--- RECORDS SHOWN ---

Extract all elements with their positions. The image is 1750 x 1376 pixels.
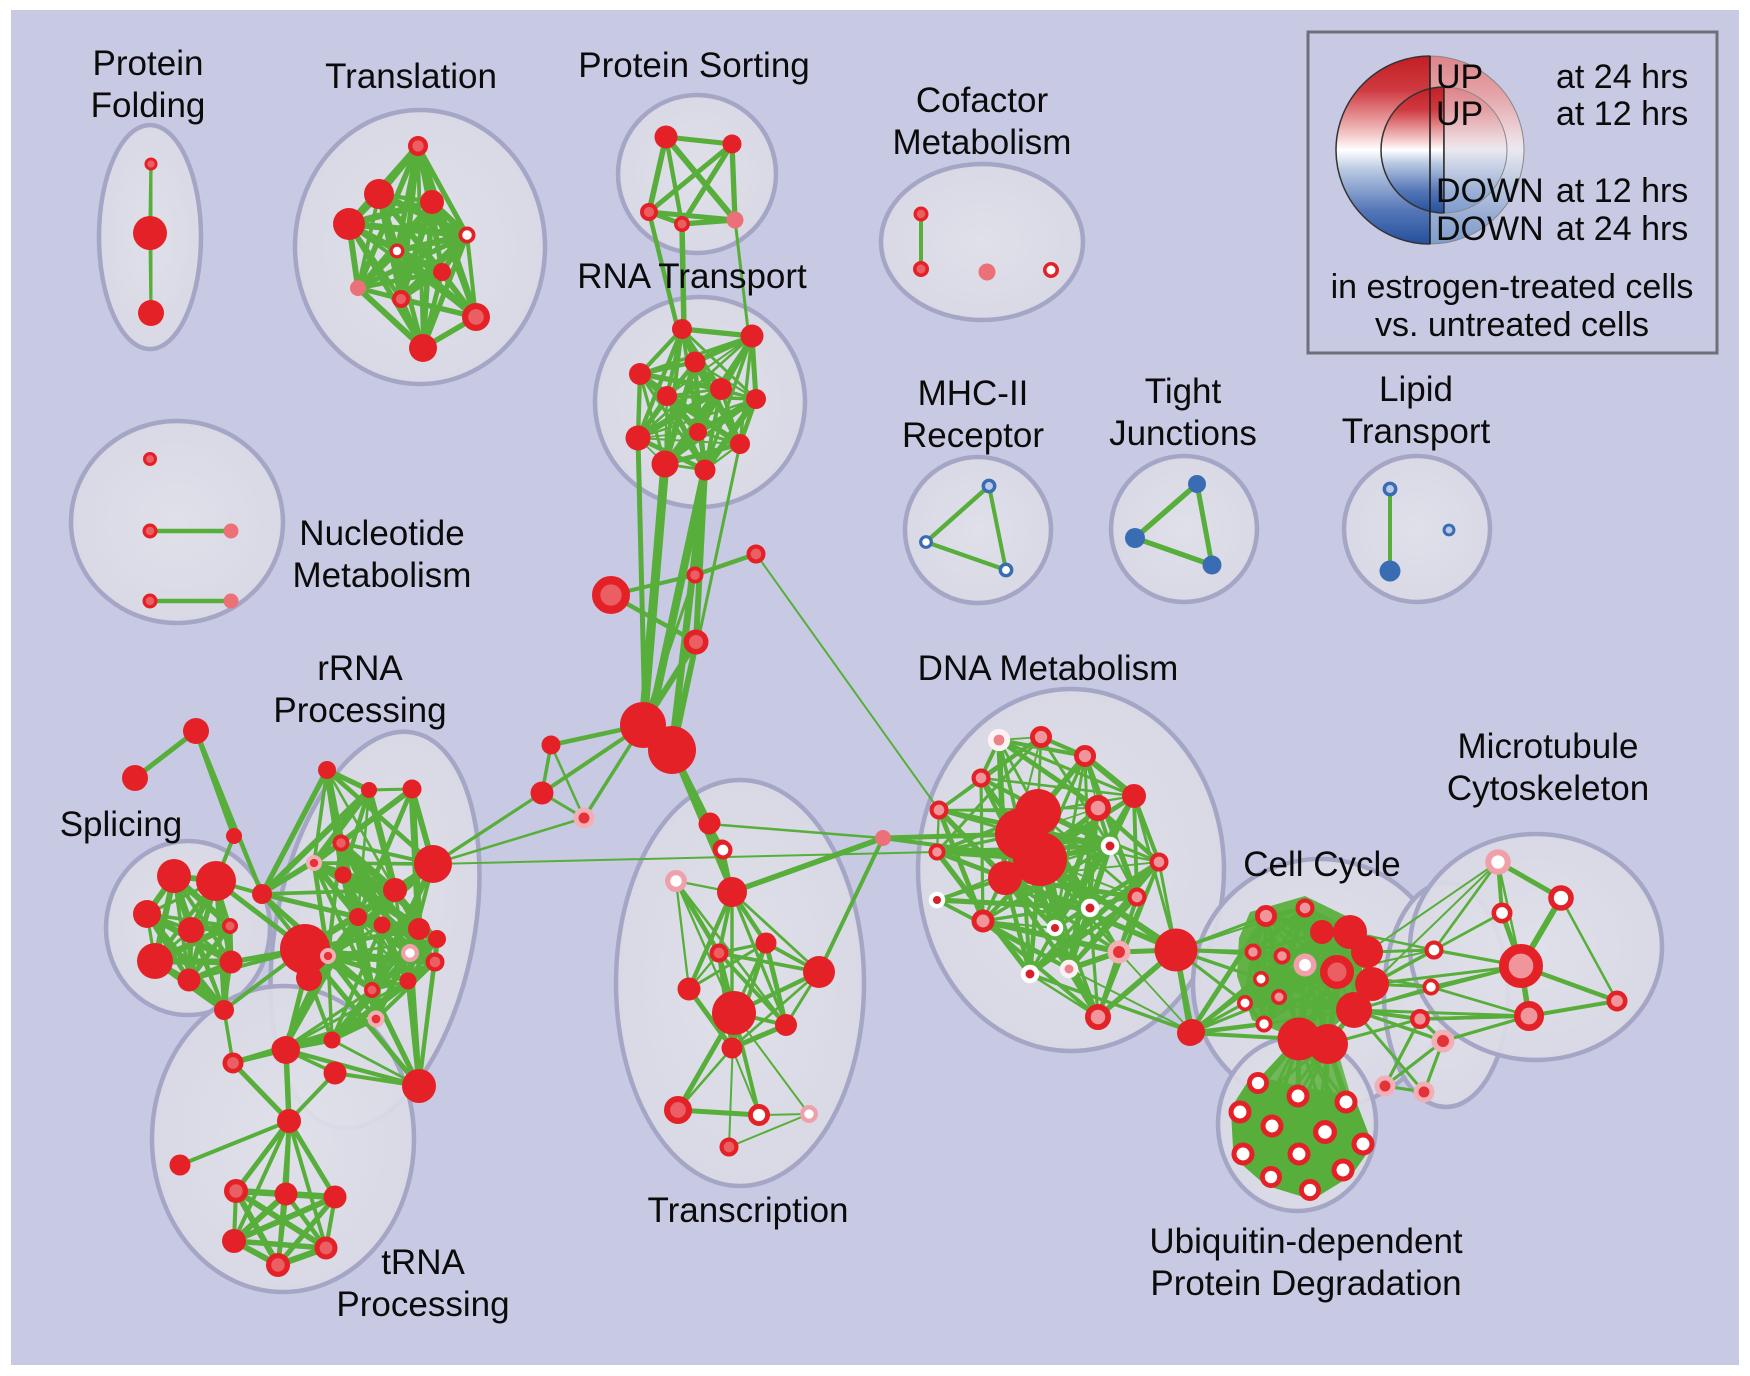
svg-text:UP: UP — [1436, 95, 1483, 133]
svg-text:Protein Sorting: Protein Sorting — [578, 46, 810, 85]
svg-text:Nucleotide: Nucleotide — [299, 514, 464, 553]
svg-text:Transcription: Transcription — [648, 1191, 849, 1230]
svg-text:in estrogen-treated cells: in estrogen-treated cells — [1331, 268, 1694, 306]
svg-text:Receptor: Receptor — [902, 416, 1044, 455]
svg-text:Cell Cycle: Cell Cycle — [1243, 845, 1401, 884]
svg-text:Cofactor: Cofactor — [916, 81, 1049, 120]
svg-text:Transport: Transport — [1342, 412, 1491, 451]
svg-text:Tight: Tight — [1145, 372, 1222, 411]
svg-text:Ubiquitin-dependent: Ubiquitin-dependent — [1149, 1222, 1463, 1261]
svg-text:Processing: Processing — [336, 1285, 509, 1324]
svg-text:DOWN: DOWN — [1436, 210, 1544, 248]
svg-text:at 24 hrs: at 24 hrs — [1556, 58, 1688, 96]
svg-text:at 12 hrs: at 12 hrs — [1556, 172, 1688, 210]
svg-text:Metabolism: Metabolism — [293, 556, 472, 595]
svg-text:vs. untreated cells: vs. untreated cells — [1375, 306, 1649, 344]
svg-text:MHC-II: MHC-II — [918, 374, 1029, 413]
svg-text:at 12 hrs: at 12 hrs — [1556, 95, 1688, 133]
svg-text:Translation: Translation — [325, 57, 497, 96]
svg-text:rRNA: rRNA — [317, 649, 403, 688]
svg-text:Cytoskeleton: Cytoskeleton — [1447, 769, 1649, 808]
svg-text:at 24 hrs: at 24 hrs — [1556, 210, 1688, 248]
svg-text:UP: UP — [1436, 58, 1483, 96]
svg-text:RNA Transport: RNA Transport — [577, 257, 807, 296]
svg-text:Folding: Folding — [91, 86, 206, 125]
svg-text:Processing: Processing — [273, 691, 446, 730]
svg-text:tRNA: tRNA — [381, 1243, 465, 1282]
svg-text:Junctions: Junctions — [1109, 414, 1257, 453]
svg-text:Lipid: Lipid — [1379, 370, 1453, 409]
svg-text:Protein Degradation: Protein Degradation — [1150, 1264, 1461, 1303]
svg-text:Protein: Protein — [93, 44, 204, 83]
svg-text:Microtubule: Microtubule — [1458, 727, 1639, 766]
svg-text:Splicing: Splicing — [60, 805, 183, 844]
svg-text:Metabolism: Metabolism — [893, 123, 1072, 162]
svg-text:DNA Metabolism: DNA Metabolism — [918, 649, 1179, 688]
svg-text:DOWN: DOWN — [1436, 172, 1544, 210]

---
--- RECORDS SHOWN ---

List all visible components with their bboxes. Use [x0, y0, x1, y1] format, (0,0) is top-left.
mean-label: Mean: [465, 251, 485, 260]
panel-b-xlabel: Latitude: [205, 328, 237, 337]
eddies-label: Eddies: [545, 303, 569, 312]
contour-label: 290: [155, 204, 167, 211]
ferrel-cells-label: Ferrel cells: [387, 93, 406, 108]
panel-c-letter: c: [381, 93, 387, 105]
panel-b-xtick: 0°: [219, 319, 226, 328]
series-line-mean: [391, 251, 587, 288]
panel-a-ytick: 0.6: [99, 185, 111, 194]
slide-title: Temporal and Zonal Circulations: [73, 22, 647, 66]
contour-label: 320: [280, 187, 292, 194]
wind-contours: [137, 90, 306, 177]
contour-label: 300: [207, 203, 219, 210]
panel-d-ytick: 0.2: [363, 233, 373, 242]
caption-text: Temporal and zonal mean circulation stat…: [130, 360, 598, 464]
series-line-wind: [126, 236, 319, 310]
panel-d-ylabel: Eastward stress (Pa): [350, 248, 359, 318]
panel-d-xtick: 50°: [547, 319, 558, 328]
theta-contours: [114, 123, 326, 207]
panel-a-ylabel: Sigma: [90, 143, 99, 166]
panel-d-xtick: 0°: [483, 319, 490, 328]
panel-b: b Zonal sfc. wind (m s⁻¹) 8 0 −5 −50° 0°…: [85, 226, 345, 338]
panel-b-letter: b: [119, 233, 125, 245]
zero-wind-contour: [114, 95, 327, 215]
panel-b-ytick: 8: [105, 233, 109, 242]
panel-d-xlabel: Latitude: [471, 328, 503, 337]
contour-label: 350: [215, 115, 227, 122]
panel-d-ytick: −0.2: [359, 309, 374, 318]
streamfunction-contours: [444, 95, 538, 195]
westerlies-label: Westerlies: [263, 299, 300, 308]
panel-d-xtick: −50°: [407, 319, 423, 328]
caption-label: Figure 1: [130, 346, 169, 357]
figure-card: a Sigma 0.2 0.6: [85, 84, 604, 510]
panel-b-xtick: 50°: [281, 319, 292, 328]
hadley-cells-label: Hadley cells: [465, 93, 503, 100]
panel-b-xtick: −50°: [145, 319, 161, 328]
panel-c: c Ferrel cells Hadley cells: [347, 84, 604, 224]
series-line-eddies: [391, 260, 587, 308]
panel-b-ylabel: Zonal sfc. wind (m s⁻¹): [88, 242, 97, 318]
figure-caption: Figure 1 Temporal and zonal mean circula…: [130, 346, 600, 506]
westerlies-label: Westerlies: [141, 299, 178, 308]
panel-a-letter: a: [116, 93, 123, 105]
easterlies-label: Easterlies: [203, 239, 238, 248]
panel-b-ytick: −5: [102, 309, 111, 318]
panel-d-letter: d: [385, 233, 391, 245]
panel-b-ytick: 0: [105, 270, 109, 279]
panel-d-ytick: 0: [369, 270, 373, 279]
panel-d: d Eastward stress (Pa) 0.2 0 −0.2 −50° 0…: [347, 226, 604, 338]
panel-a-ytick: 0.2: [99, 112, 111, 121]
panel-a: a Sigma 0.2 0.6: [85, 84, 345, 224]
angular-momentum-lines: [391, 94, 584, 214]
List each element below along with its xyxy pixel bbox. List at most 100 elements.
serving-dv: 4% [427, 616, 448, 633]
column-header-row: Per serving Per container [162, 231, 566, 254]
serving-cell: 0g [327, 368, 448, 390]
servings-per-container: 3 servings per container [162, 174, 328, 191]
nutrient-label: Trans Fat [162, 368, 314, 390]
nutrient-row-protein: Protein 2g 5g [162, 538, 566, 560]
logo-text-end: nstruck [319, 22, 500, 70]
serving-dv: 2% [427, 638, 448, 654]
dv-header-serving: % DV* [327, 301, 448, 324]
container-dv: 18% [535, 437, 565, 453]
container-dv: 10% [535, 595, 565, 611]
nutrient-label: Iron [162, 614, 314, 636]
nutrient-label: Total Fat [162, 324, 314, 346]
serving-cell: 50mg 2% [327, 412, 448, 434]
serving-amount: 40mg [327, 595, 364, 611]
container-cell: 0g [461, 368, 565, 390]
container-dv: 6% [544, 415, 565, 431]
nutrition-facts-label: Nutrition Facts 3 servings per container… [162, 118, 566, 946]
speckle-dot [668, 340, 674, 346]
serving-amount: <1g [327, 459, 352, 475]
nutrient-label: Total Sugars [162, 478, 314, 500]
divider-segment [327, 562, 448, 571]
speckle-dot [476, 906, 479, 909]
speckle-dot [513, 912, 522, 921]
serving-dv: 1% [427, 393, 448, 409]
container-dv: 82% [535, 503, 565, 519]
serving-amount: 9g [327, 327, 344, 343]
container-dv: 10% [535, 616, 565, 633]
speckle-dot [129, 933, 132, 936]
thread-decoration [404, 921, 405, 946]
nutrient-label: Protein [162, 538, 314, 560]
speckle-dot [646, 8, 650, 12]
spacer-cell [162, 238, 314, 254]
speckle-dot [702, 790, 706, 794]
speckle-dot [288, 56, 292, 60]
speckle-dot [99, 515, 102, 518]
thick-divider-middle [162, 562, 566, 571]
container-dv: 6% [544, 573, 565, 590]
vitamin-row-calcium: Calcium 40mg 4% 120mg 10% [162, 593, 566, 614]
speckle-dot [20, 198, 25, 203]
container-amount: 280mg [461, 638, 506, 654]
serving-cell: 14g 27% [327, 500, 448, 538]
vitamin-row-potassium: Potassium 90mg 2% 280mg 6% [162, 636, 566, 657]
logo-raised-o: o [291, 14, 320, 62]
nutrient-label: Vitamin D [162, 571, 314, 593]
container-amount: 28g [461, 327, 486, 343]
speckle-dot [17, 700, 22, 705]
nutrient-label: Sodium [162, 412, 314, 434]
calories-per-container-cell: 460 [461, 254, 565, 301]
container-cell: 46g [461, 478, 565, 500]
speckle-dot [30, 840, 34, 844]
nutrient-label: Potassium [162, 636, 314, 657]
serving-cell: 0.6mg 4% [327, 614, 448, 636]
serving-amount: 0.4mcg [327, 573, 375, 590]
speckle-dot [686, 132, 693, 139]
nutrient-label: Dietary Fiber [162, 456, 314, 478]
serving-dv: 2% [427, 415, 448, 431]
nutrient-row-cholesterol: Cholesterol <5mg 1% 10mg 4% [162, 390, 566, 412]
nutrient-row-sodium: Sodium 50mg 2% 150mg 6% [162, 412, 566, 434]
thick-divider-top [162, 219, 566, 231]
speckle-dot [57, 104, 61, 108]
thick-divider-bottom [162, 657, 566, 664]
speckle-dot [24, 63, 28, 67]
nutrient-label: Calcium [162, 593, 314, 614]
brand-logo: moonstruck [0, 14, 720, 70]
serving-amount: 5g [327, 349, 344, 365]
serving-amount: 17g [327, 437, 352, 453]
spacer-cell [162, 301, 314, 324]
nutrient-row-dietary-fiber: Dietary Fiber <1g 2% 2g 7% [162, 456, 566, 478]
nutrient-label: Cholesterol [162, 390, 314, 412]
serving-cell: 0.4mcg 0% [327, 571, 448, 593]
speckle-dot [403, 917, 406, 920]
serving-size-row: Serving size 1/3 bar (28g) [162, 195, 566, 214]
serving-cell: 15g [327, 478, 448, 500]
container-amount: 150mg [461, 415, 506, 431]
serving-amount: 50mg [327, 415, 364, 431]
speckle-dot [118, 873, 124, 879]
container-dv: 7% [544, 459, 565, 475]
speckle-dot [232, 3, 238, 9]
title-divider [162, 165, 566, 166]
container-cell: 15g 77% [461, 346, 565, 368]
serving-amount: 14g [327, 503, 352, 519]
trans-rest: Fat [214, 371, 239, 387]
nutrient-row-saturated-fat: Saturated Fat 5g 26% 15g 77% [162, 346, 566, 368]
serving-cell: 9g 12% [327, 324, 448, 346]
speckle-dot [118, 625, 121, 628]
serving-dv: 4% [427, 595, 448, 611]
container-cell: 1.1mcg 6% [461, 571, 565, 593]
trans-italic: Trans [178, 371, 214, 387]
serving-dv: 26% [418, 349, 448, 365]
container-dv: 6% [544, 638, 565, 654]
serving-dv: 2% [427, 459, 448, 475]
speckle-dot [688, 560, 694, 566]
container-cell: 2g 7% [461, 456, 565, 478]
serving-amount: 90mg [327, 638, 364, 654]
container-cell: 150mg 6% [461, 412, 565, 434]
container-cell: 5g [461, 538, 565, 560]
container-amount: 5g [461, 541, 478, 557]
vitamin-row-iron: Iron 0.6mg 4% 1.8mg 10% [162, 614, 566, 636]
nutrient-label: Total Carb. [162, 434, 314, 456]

---

EXERCISE INSTRUCTIONS: Look through the entries above and work out how many lines contain the string "Iron". Give that number alone.

SOLUTION TO THIS EXERCISE: 2